=== Aim of the task ===
Copy out the listing that follows exactly, dropping every picture.

=== Records to process ===

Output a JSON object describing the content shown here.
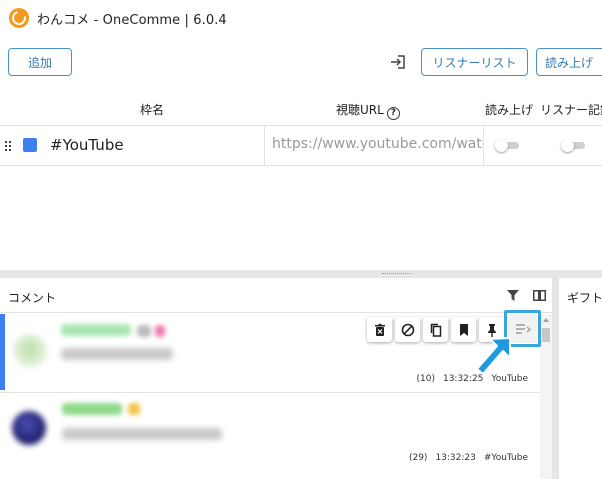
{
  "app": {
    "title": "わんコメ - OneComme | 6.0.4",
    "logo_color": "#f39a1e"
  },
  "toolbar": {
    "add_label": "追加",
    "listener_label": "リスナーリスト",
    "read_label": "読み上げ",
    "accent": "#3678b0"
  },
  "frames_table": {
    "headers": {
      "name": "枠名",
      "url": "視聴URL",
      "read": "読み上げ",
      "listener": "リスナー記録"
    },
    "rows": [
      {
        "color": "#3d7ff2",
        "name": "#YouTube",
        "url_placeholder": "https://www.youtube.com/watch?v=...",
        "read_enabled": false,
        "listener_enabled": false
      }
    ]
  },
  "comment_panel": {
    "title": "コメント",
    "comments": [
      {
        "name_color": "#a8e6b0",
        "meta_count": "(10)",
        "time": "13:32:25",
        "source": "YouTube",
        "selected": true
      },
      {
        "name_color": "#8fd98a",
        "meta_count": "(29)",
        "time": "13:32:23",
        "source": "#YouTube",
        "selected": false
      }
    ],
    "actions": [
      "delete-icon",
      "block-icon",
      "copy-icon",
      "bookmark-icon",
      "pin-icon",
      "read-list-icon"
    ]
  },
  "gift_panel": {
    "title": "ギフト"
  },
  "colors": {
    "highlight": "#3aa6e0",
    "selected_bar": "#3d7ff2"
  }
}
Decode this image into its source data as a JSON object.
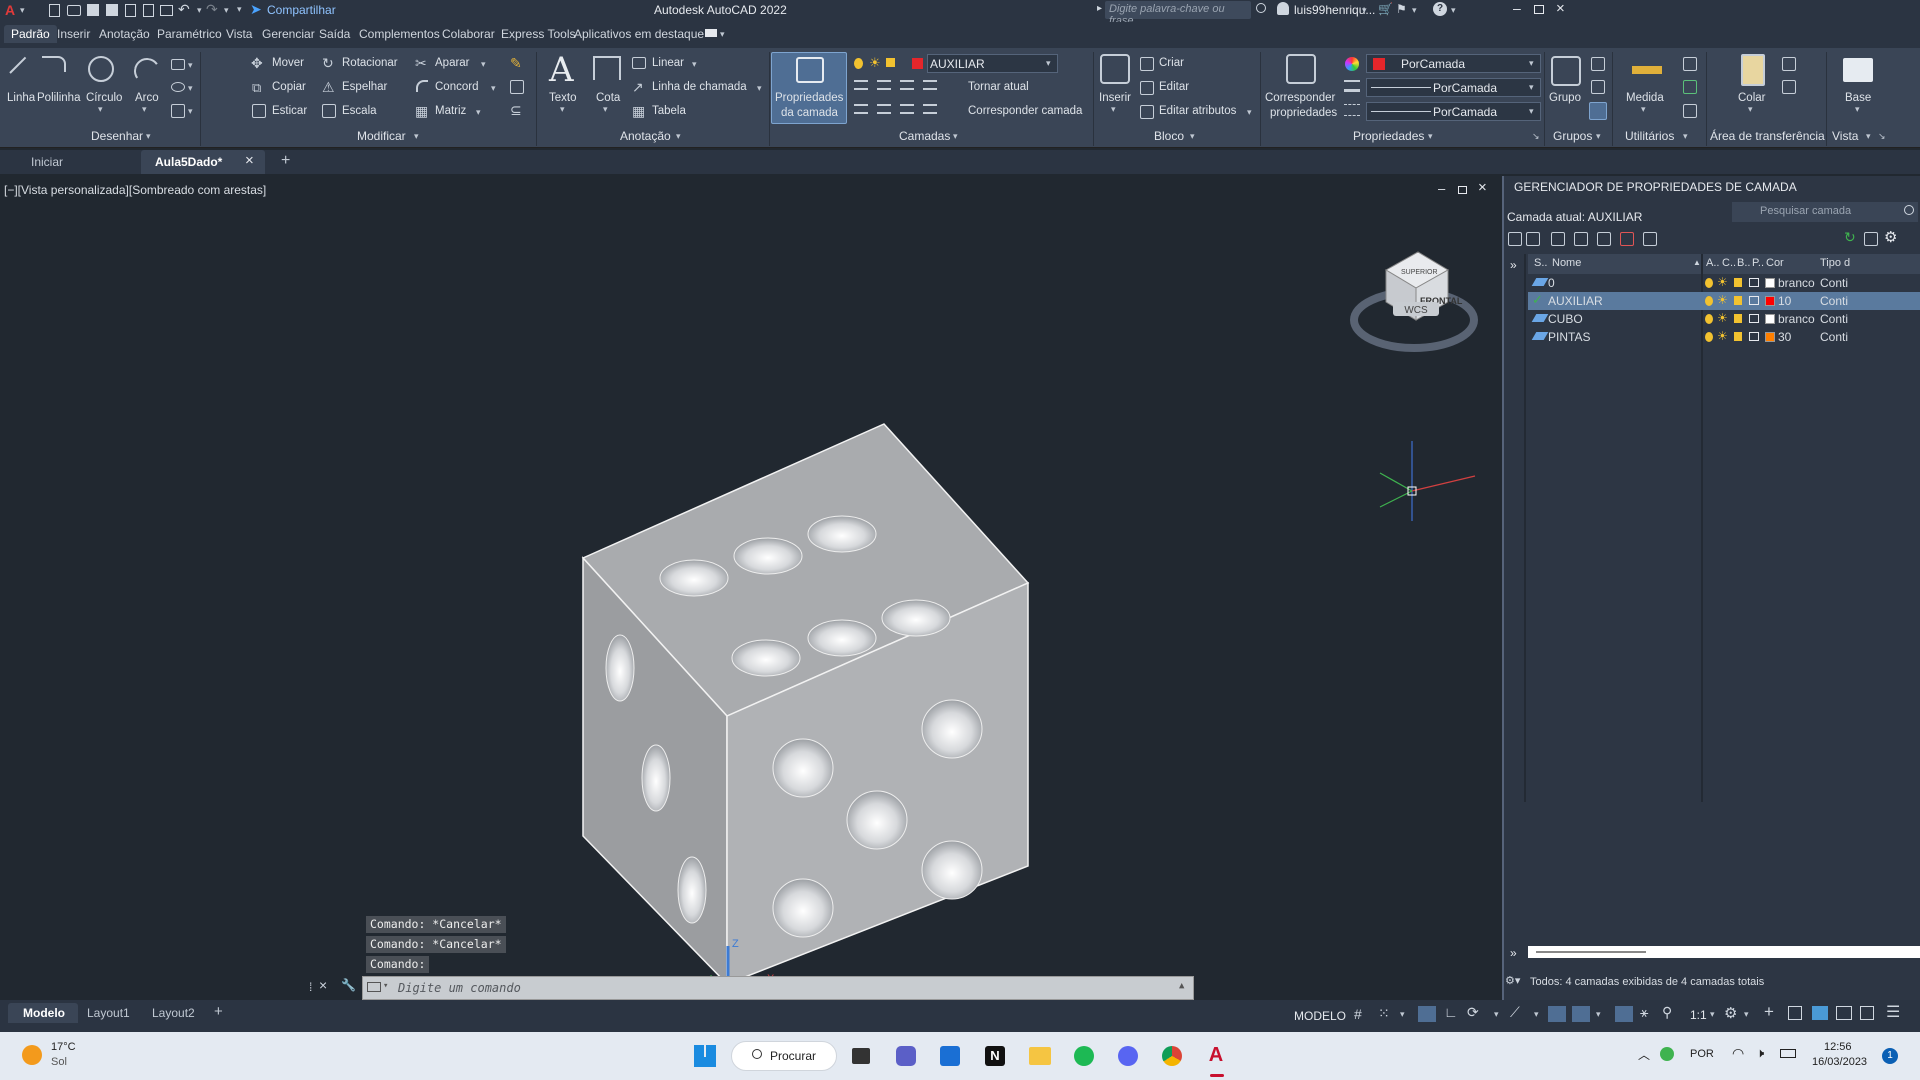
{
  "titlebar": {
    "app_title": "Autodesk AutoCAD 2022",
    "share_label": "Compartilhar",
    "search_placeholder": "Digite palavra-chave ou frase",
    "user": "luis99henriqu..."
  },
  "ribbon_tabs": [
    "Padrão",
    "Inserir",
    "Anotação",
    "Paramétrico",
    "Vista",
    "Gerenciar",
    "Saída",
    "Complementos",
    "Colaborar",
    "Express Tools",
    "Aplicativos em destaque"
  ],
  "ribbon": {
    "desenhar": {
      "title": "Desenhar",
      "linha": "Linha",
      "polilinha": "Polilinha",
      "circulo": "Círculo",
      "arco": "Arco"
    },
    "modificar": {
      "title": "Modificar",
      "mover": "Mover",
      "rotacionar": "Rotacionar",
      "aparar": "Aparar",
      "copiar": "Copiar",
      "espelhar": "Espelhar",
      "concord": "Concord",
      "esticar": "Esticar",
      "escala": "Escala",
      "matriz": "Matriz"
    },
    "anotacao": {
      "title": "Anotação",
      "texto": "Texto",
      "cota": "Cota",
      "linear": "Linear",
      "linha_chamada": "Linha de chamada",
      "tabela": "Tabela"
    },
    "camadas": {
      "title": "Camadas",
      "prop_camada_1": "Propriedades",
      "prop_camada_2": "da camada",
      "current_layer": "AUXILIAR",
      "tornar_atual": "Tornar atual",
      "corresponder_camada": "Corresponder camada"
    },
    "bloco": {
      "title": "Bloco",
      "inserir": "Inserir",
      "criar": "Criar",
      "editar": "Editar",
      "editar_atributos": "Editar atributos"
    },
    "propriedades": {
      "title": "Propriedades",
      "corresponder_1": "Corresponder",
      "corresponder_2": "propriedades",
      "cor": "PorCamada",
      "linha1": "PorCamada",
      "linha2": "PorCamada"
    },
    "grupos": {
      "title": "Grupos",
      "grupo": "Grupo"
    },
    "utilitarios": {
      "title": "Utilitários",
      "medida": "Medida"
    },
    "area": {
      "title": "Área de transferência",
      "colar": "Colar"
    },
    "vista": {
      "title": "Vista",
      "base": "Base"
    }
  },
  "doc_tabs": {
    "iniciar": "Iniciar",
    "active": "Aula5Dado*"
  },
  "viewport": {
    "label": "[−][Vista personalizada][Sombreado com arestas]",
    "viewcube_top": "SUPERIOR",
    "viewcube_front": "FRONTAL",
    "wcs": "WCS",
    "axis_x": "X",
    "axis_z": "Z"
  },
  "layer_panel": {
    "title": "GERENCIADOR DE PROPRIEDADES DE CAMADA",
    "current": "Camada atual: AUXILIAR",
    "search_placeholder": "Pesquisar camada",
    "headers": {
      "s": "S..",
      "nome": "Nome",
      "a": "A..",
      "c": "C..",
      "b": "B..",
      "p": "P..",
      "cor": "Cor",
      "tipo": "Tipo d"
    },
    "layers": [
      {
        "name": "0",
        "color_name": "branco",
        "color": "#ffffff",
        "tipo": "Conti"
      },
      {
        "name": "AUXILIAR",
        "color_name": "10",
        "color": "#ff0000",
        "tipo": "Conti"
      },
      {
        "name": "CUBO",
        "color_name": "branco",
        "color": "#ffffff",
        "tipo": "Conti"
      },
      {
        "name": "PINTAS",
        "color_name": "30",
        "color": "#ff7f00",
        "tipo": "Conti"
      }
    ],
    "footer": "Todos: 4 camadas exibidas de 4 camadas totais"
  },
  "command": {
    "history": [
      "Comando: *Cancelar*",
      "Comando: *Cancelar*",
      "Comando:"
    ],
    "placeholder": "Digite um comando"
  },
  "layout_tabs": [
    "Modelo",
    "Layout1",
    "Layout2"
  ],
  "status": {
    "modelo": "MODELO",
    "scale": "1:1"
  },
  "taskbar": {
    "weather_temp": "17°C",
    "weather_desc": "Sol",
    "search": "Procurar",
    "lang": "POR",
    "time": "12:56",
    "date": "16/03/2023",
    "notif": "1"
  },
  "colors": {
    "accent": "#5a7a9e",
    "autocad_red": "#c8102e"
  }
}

=== Exercise output ===
Output a JSON object describing the content shown here.
{
  "app": {
    "title": "わんコメ - OneComme | 6.0.4",
    "logo_color": "#f39a1e"
  },
  "toolbar": {
    "add_label": "追加",
    "listener_label": "リスナーリスト",
    "read_label": "読み上げ",
    "accent": "#3678b0"
  },
  "frames_table": {
    "headers": {
      "name": "枠名",
      "url": "視聴URL",
      "read": "読み上げ",
      "listener": "リスナー記録"
    },
    "rows": [
      {
        "color": "#3d7ff2",
        "name": "#YouTube",
        "url_placeholder": "https://www.youtube.com/watch?v=...",
        "read_enabled": false,
        "listener_enabled": false
      }
    ]
  },
  "comment_panel": {
    "title": "コメント",
    "comments": [
      {
        "name_color": "#a8e6b0",
        "meta_count": "(10)",
        "time": "13:32:25",
        "source": "YouTube",
        "selected": true
      },
      {
        "name_color": "#8fd98a",
        "meta_count": "(29)",
        "time": "13:32:23",
        "source": "#YouTube",
        "selected": false
      }
    ],
    "actions": [
      "delete-icon",
      "block-icon",
      "copy-icon",
      "bookmark-icon",
      "pin-icon",
      "read-list-icon"
    ]
  },
  "gift_panel": {
    "title": "ギフト"
  },
  "colors": {
    "highlight": "#3aa6e0",
    "selected_bar": "#3d7ff2"
  }
}
Decode this image into its source data as a JSON object.
{
  "titlebar": {
    "app_title": "Autodesk AutoCAD 2022",
    "share_label": "Compartilhar",
    "search_placeholder": "Digite palavra-chave ou frase",
    "user": "luis99henriqu..."
  },
  "ribbon_tabs": [
    "Padrão",
    "Inserir",
    "Anotação",
    "Paramétrico",
    "Vista",
    "Gerenciar",
    "Saída",
    "Complementos",
    "Colaborar",
    "Express Tools",
    "Aplicativos em destaque"
  ],
  "ribbon": {
    "desenhar": {
      "title": "Desenhar",
      "linha": "Linha",
      "polilinha": "Polilinha",
      "circulo": "Círculo",
      "arco": "Arco"
    },
    "modificar": {
      "title": "Modificar",
      "mover": "Mover",
      "rotacionar": "Rotacionar",
      "aparar": "Aparar",
      "copiar": "Copiar",
      "espelhar": "Espelhar",
      "concord": "Concord",
      "esticar": "Esticar",
      "escala": "Escala",
      "matriz": "Matriz"
    },
    "anotacao": {
      "title": "Anotação",
      "texto": "Texto",
      "cota": "Cota",
      "linear": "Linear",
      "linha_chamada": "Linha de chamada",
      "tabela": "Tabela"
    },
    "camadas": {
      "title": "Camadas",
      "prop_camada_1": "Propriedades",
      "prop_camada_2": "da camada",
      "current_layer": "AUXILIAR",
      "tornar_atual": "Tornar atual",
      "corresponder_camada": "Corresponder camada"
    },
    "bloco": {
      "title": "Bloco",
      "inserir": "Inserir",
      "criar": "Criar",
      "editar": "Editar",
      "editar_atributos": "Editar atributos"
    },
    "propriedades": {
      "title": "Propriedades",
      "corresponder_1": "Corresponder",
      "corresponder_2": "propriedades",
      "cor": "PorCamada",
      "linha1": "PorCamada",
      "linha2": "PorCamada"
    },
    "grupos": {
      "title": "Grupos",
      "grupo": "Grupo"
    },
    "utilitarios": {
      "title": "Utilitários",
      "medida": "Medida"
    },
    "area": {
      "title": "Área de transferência",
      "colar": "Colar"
    },
    "vista": {
      "title": "Vista",
      "base": "Base"
    }
  },
  "doc_tabs": {
    "iniciar": "Iniciar",
    "active": "Aula5Dado*"
  },
  "viewport": {
    "label": "[−][Vista personalizada][Sombreado com arestas]",
    "viewcube_top": "SUPERIOR",
    "viewcube_front": "FRONTAL",
    "wcs": "WCS",
    "axis_x": "X",
    "axis_z": "Z"
  },
  "layer_panel": {
    "title": "GERENCIADOR DE PROPRIEDADES DE CAMADA",
    "current": "Camada atual: AUXILIAR",
    "search_placeholder": "Pesquisar camada",
    "headers": {
      "s": "S..",
      "nome": "Nome",
      "a": "A..",
      "c": "C..",
      "b": "B..",
      "p": "P..",
      "cor": "Cor",
      "tipo": "Tipo d"
    },
    "layers": [
      {
        "name": "0",
        "color_name": "branco",
        "color": "#ffffff",
        "tipo": "Conti"
      },
      {
        "name": "AUXILIAR",
        "color_name": "10",
        "color": "#ff0000",
        "tipo": "Conti"
      },
      {
        "name": "CUBO",
        "color_name": "branco",
        "color": "#ffffff",
        "tipo": "Conti"
      },
      {
        "name": "PINTAS",
        "color_name": "30",
        "color": "#ff7f00",
        "tipo": "Conti"
      }
    ],
    "footer": "Todos: 4 camadas exibidas de 4 camadas totais"
  },
  "command": {
    "history": [
      "Comando: *Cancelar*",
      "Comando: *Cancelar*",
      "Comando:"
    ],
    "placeholder": "Digite um comando"
  },
  "layout_tabs": [
    "Modelo",
    "Layout1",
    "Layout2"
  ],
  "status": {
    "modelo": "MODELO",
    "scale": "1:1"
  },
  "taskbar": {
    "weather_temp": "17°C",
    "weather_desc": "Sol",
    "search": "Procurar",
    "lang": "POR",
    "time": "12:56",
    "date": "16/03/2023",
    "notif": "1"
  },
  "colors": {
    "accent": "#5a7a9e",
    "autocad_red": "#c8102e"
  }
}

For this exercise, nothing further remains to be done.